Text section:

--- START ---

Harrod’s hives generate enough honey that he sells jars under his Beekdaddy Honey label – his spring, summer and fall vintage jars of honey were popular at the recent Chestnut Hill Home & Garden Festival – and bulk honey to the Weavers Way Co-op to sell under their label.  

Harrod took me to visit a client whose thriving hives were set up in a flower-filled yard just over the city line. There, he checked the hives to make sure the bees weren’t too crowded, to see how their honey was coming along, that the all-important queen was OK and that no beetles or mites had infested the hives. When the bees started to get a little feisty, Harrod waved a can filled with smoldering fuel over the hives. “The smoke chills them out,” he said. 

During our inspection of the hives, two things were happening. First, the honey was flowing – which meant it was getting time to remove the honeycombs the bees had made with early spring flowers. Second, the rapidly growing colony was itching to swarm – to fly off with a queen bee and start a new colony elsewhere. 

This time of year, you may see swarms of bees latching on to a tree branch or a corner of a building, Harrod said, and it will look ominous – he is often called to remove swarms when they arrive unexpectedly – but “the bees have basically set up a campsite while they seek out a new location. They’re definitely just passing through,” he said.

--- END ---

Work order 1: Translate this sentence from the beekeeping text into Spanish: "During our inspection of the hives, two things were happening."
Work order 2: Repeat the part of the beekeeping text that opens with the words containing "During our inspection" and closes with "new colony elsewhere.".
Work order 3: According to the beekeeping text, what did Harrod wave over the hives when the bees started to get a little feisty?

Given information:
--- START ---

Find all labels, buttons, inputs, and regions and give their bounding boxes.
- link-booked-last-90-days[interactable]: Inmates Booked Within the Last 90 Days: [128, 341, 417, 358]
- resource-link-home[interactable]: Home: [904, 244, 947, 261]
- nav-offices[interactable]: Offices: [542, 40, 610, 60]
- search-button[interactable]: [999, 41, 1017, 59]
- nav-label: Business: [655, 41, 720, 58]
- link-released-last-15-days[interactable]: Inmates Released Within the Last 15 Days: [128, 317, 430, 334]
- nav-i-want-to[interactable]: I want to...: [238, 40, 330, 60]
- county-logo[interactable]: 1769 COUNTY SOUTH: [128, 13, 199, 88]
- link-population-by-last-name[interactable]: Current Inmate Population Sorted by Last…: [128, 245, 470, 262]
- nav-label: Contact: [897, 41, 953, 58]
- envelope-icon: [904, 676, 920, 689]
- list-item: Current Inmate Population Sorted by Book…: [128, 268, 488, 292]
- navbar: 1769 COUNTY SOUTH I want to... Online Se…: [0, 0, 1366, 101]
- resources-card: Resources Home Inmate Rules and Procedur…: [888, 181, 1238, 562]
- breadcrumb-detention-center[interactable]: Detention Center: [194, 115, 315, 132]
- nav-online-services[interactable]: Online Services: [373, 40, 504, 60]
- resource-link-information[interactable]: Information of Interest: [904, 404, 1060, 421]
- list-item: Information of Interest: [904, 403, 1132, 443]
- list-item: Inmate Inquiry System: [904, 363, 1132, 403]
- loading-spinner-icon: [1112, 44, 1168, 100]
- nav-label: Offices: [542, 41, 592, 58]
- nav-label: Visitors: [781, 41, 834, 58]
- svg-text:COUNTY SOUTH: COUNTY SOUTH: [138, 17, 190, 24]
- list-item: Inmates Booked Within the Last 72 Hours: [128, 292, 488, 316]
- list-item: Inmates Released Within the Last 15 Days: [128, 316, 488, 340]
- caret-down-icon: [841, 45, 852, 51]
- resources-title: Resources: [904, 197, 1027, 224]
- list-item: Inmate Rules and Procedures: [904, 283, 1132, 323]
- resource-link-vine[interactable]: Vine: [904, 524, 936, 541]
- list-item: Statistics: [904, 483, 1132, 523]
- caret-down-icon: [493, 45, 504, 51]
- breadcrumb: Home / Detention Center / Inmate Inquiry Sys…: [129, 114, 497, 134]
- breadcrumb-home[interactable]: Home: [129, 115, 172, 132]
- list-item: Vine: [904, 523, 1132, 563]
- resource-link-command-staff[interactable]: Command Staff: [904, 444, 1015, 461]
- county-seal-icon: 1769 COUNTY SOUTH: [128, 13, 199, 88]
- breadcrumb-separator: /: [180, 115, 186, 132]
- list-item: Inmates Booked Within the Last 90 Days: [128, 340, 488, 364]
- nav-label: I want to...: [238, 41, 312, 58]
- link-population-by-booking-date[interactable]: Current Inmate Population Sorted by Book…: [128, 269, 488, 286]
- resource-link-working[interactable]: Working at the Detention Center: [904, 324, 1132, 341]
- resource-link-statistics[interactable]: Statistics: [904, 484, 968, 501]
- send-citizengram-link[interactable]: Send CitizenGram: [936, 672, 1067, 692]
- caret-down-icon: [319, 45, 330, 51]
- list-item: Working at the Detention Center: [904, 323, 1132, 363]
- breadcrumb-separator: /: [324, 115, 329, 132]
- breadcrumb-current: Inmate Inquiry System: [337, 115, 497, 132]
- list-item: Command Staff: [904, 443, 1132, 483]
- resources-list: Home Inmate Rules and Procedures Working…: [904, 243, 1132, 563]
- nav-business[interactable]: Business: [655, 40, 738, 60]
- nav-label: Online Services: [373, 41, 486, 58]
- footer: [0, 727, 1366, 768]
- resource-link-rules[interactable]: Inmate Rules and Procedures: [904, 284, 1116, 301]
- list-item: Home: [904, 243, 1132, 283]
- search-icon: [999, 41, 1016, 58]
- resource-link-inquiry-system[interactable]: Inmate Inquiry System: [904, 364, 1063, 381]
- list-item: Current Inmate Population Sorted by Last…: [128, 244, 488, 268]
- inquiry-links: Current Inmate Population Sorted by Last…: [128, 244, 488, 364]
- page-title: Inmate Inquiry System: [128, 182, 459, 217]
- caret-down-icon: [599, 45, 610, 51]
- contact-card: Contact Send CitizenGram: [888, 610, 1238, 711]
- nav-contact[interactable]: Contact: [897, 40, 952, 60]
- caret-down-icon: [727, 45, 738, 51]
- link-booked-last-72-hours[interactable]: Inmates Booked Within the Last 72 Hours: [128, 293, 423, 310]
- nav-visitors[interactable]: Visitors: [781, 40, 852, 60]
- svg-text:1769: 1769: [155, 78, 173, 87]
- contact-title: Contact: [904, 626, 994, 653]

--- END ---

Task result 1: Durante nuestra inspección de las colmenas, estaban sucediendo dos cosas.

Task result 2:
During our inspection of the hives, two things were happening. First, the honey was flowing – which meant it was getting time to remove the honeycombs the bees had made with early spring flowers. Second, the rapidly growing colony was itching to swarm – to fly off with a queen bee and start a new colony elsewhere.

Task result 3: A can filled with smoldering fuel.